→ Задания
**1.** Согласуются ли с текстом о Соловках утверждения: (а) главным героем романа автор называет душу; (б) лисиц в лагере разводят, чтобы продавать мех за границу; (в) женщина, которую целует тело, — чекистка Галя? На каждое ответьте «да» или «нет» и приведите решающие слова текста без изменений.
**2.** Продолжите текст о Соловках, начав сразу после его последней фразы.

→ Текст для чтения
Смерть на Соловках так же привычна в XVI веке, как и в XX, — много ли разницы в том, как и кто мучает невинного человека, если это делает, по Прилепину, в такой же степени виноватый человек? Все виноваты, ибо у всех есть тело. Но, как и полагается тюремному роману, главным героем здесь будет не душа, а тело. Оно болит. Оно видит муху на синем языке покойника в трясущейся на кочках телеге. Оно слышит, как поэт Афанасьев вдохновенно описывает десятки видов несоловецких закатов — на Соловках закат как нож, но тело презирает метафоры, поскольку боится ножа. Оно покрывается гусиной кожей от одного вида осенней воды, в которую нужно лезть, чтобы до полусмерти таскать на себе скользкие и тяжкие бревна-баланы. Оно голодает и с радостью принимает баланду. Оно вдыхает смрад от чернобурых лисиц, выращиваемых рациональным хозяином лагеря смерти для организации экспортных поставок меха — парижские и стокгольмские женщины купят шубы. Оно смывает чужую кровь с чужого сапога. Оно голодает. Наконец, оно целует женщину — в существовании женщины, чекистки Гали, и должен, кажется, быть сюжет.

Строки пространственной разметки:
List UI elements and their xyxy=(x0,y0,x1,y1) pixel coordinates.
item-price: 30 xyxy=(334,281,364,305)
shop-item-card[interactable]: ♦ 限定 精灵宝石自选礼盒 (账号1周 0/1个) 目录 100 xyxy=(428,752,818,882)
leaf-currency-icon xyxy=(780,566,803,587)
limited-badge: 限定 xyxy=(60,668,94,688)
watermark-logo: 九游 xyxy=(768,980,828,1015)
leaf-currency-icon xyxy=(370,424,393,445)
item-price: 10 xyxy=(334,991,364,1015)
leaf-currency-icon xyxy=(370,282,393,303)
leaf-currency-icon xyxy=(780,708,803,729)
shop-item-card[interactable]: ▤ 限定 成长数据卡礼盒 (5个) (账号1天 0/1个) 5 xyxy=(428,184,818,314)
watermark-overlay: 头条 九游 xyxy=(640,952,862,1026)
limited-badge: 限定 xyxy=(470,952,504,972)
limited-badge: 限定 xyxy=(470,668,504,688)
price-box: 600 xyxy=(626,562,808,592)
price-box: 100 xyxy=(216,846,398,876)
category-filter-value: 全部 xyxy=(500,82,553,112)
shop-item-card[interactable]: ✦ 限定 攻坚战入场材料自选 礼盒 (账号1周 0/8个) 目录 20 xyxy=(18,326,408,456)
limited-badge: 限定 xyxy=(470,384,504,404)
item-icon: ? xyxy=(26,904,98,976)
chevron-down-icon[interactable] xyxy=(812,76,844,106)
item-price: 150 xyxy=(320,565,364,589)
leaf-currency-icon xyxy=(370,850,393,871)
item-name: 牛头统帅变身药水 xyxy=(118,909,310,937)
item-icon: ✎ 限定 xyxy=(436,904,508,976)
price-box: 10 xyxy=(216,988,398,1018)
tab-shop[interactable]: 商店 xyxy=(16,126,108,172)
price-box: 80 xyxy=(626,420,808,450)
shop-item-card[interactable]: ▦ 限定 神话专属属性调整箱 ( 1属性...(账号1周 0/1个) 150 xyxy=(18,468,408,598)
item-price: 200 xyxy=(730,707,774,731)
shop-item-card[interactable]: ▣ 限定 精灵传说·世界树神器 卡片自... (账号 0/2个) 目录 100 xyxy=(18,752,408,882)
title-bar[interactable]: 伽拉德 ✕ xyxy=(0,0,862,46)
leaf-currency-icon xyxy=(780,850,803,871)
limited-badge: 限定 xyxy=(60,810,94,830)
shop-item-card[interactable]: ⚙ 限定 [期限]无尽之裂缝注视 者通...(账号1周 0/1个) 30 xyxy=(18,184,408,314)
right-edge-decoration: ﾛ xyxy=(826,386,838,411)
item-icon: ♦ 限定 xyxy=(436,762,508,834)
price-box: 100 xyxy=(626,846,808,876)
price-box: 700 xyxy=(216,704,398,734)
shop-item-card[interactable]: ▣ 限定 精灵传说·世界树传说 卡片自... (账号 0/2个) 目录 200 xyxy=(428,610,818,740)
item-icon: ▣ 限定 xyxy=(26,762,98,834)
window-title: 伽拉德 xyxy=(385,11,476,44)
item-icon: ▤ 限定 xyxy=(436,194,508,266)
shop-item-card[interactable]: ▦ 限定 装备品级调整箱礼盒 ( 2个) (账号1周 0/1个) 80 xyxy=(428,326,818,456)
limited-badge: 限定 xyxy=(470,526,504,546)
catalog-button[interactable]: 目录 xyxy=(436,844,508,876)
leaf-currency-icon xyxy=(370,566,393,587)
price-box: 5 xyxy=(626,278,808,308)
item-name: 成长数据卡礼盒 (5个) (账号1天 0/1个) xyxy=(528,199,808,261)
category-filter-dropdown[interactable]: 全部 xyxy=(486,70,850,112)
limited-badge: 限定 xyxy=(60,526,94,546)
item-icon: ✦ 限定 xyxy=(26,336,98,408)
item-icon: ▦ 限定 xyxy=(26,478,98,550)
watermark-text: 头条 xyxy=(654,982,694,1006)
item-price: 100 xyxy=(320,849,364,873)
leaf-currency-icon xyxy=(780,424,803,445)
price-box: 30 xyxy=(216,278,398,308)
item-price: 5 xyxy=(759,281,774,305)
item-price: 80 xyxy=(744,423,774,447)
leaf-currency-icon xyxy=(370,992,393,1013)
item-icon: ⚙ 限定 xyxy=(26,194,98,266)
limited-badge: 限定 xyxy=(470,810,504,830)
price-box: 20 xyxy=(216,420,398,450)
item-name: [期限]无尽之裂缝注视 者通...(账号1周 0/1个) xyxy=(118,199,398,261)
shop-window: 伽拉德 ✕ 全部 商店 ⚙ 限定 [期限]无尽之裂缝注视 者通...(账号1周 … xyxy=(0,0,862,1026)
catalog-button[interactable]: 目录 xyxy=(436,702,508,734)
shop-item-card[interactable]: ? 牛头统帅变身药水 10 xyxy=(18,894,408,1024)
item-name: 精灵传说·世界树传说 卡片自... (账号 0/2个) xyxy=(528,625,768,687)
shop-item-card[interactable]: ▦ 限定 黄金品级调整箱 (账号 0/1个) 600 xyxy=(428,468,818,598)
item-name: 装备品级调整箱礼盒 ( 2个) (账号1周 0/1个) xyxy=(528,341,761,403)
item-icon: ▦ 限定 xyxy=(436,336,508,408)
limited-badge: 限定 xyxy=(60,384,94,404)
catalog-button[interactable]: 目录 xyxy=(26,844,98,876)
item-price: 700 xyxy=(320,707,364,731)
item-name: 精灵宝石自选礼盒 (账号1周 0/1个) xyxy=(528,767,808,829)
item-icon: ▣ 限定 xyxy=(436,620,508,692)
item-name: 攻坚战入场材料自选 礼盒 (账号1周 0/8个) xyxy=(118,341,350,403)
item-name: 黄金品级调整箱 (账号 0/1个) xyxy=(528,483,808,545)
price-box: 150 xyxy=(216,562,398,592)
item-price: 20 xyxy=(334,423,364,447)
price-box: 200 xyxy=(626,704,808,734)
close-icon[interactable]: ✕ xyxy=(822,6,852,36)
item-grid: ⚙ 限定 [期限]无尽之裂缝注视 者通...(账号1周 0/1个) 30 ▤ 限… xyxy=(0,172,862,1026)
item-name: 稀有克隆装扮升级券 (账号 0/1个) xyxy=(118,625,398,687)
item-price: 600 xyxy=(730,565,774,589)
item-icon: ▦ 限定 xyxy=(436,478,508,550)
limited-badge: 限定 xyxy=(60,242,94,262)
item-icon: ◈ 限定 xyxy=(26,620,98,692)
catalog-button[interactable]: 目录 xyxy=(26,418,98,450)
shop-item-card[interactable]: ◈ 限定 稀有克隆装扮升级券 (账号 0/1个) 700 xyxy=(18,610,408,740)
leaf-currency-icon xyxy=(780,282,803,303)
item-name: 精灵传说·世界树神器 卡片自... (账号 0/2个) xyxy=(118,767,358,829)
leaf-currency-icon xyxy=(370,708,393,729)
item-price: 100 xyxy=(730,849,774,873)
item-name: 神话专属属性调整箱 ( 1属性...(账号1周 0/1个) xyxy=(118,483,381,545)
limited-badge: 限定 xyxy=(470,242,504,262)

→ Ответы по порядку
**1.**
(а) Нет: «главным героем здесь будет не душа, а тело».
(б) Да: «для организации экспортных поставок меха».
(в) Да: «оно целует женщину — в существовании женщины, чекистки Гали».

**2.**
«Обитель» имела все шансы стать в том числе романом о чувственности — но как раз в этом наибольшая проблема текста. В тексте так много эротического, что несуществование в нем женского персонажа просто изумляет. Тем не менее главная женская фигура у Прилепина по существу отсутствует, она отрывочна, неочевидна, ее нет необходимости понимать и нет никакой возможности понять: вымышленный дневник Галины как приложение к тексту лишь демонстрирует, в какой степени для Прилепина это проблема. «Обитель» — предсказуемо роман о мужчинах (да и о ком бы мог быть роман, действие которого происходит преимущественно в мужских бараках Соловков). Но то, что в истории любви Артема нет второй половины, нет определенного существа, для которого тело и душа едины, — едва ли не трагедия. Женщина не спасла — а значит, многое напрасно.

Прилепин, в своих предыдущих текстах отказывавшийся от бесстрастности, выигрывал этим многое. Там, где в «Обители» к беспристрастности удалось приблизиться, — ткань текста предсказуемо мертва.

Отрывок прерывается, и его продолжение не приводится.